▶ Page extract
Learn what's required to set up an active/active HA pair of NGFWs.
Where Can I Use This?What Do I Need?
  • NGFW (Managed by Strata Cloud Manager)
  • NGFW (Managed by PAN-OS or Panorama)
For Strata Cloud Manager managed NGFWs:
  • Strata Cloud Manager Pro
To set up active/active HA on your firewalls, you need a pair of firewalls that meet the following requirements:
  • The same model—The firewalls in the pair must be of the same hardware model.
  • The same PAN-OS version—The firewalls must be running the same PAN-OS version and must each be up-to-date on the application, URL, and threat databases.
  • The same multi virtual system capability—Both firewalls must have Multi Virtual System Capability either enabled or not enabled. When enabled, each firewall requires its own multiple virtual systems licenses.
  • The same type of interfaces—Dedicated HA links, or a combination of the management port and in-band ports that are set to interface type HA.
    • The HA interfaces must be configured with static IP addresses only, not IP addresses obtained from DHCP (except AWS can use DHCP addresses). Determine the IP address for the HA1 (control) connection between the HA peers. The HA1 IP address for the peers must be on the same subnet if they are directly connected or are connected to the same switch.
      For firewalls without dedicated HA ports, you can use the management port for the control connection. Using the management port provides a direct communication link between the management planes on both firewalls. However, because the management ports will not be directly cabled between the peers, make sure that you have a route that connects these two interfaces across your network.
    • If you use Layer 3 as the transport method for the HA2 (data) connection, determine the IP address for the HA2 link. Use Layer 3 only if the HA2 connection must communicate over a routed network. The IP subnet for the HA2 links must not overlap with that of the HA1 links or with any other subnet assigned to the data ports on the firewall.
    • Each firewall needs a dedicated interface for the HA3 link. The PA-7000 Series, PA-5400 Series, PA-3400 Series, PA-3200, and PA-1400 Series firewalls use the HSCI port for HA3. The PA-5200 Series firewalls can use the HSCI port for HA3 or you can configure aggregate interfaces on the dataplane ports for HA3 for redundancy. On the remaining platforms, you can configure aggregate interfaces on dataplane ports as the HA3 link for redundancy.
  • The same set of licenses—Licenses are unique to each firewall and cannot be shared between the firewalls. Therefore, you must license both firewalls identically. If both firewalls do not have an identical set of licenses, they cannot synchronize configuration information and maintain parity for a seamless failover.

▶ Information given
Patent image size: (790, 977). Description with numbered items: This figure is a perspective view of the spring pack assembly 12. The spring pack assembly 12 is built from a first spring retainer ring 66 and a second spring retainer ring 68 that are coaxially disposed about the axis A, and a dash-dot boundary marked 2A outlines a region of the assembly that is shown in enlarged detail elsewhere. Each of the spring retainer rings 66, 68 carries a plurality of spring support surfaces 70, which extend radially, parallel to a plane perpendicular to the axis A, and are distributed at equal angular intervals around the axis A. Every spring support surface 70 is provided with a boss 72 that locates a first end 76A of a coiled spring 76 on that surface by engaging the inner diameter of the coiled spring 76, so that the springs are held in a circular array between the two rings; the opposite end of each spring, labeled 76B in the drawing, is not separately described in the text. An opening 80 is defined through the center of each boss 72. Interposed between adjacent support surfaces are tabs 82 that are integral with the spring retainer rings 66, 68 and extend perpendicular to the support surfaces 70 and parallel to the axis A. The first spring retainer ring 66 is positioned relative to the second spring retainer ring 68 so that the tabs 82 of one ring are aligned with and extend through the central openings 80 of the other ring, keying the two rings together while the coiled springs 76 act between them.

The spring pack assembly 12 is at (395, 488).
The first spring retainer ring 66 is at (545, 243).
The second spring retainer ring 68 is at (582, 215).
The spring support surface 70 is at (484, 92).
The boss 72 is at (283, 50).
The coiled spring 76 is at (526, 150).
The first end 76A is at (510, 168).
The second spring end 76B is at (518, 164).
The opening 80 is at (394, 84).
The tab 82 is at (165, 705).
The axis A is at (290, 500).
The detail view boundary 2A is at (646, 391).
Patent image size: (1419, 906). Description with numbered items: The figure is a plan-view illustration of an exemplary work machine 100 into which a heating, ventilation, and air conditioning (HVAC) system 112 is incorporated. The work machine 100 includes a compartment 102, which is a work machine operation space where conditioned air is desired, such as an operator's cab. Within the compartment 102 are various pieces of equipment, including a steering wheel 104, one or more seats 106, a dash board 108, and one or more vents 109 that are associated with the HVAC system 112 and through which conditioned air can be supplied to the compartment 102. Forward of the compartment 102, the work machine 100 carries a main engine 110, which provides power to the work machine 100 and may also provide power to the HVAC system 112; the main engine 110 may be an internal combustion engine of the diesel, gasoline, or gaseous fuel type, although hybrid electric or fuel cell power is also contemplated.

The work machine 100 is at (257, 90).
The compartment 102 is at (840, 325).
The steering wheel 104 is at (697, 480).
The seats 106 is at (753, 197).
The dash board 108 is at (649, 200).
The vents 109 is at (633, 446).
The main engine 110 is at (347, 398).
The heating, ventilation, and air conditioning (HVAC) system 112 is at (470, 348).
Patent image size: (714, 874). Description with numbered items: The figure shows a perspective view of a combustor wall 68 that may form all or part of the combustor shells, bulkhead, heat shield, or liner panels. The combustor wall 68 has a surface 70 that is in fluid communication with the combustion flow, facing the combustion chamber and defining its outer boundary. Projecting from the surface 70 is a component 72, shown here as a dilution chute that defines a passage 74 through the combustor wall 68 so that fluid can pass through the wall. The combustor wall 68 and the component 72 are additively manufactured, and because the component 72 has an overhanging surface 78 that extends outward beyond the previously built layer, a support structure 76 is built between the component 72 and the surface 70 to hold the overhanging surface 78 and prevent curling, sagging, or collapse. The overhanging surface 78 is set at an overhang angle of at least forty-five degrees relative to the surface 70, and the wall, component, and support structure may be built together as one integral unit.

▶ Challenge
Turn the paragraph in the active/active HA requirements text that begins "Each firewall needs a dedicated interface for the HA3 link" into a short list that keeps its main facts.

▶ Result
- Each firewall needs its own dedicated interface for the HA3 link.
- PA-7000 Series, PA-5400 Series, PA-3400 Series, PA-3200, and PA-1400 Series firewalls use the HSCI port for HA3.
- PA-5200 Series firewalls can use the HSCI port for HA3, or aggregate interfaces on the dataplane ports for redundancy.
- All other platforms can use aggregate interfaces on dataplane ports as the HA3 link for redundancy.